• [Your objective]: From the records below, copy every line that contains the word "九年级下学期语文备课".

[Data entries]
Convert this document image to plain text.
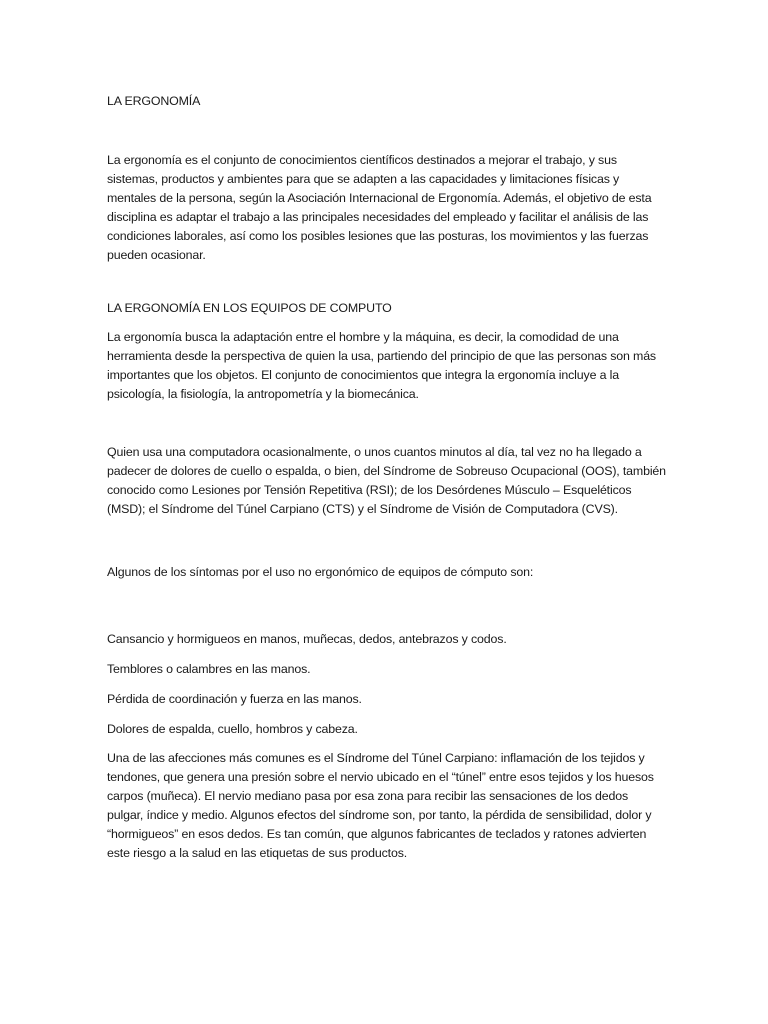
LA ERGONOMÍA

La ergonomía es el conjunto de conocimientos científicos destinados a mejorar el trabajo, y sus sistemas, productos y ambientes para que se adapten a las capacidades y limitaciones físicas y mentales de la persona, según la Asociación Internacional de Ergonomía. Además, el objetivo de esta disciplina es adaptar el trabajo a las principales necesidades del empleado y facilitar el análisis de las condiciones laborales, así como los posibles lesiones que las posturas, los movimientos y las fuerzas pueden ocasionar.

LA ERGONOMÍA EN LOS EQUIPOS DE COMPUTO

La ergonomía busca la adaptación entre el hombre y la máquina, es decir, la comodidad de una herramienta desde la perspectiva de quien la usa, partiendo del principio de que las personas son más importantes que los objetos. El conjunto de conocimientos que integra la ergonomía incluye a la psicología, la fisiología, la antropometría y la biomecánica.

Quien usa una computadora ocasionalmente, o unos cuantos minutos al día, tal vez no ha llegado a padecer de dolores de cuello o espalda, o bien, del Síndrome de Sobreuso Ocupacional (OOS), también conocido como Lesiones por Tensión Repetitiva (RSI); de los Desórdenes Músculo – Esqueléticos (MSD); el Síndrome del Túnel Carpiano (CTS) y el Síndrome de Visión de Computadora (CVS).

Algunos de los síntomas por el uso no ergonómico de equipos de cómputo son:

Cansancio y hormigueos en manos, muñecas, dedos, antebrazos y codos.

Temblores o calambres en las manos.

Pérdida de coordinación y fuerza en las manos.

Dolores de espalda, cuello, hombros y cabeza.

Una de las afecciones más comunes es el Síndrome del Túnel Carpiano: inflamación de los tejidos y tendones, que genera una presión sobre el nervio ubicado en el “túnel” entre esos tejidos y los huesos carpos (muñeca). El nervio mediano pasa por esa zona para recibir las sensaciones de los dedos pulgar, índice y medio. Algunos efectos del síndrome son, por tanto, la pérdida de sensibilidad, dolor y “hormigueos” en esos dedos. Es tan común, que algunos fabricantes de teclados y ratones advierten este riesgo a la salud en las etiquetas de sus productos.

--

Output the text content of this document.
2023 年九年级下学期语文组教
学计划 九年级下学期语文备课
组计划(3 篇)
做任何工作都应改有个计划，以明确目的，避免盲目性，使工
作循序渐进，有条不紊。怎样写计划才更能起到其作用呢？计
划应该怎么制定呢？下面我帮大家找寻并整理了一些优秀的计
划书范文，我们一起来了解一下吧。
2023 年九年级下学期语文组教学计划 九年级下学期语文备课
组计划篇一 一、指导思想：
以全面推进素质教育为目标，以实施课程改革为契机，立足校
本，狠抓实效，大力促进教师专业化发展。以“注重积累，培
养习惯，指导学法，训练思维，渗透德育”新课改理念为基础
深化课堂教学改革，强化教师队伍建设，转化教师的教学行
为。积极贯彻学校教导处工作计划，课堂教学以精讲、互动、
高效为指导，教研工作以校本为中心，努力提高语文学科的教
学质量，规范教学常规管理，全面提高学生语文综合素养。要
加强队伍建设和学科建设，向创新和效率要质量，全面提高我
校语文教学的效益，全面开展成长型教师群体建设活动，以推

• [Answer to this task]:
学计划 九年级下学期语文备课
2023 年九年级下学期语文组教学计划 九年级下学期语文备课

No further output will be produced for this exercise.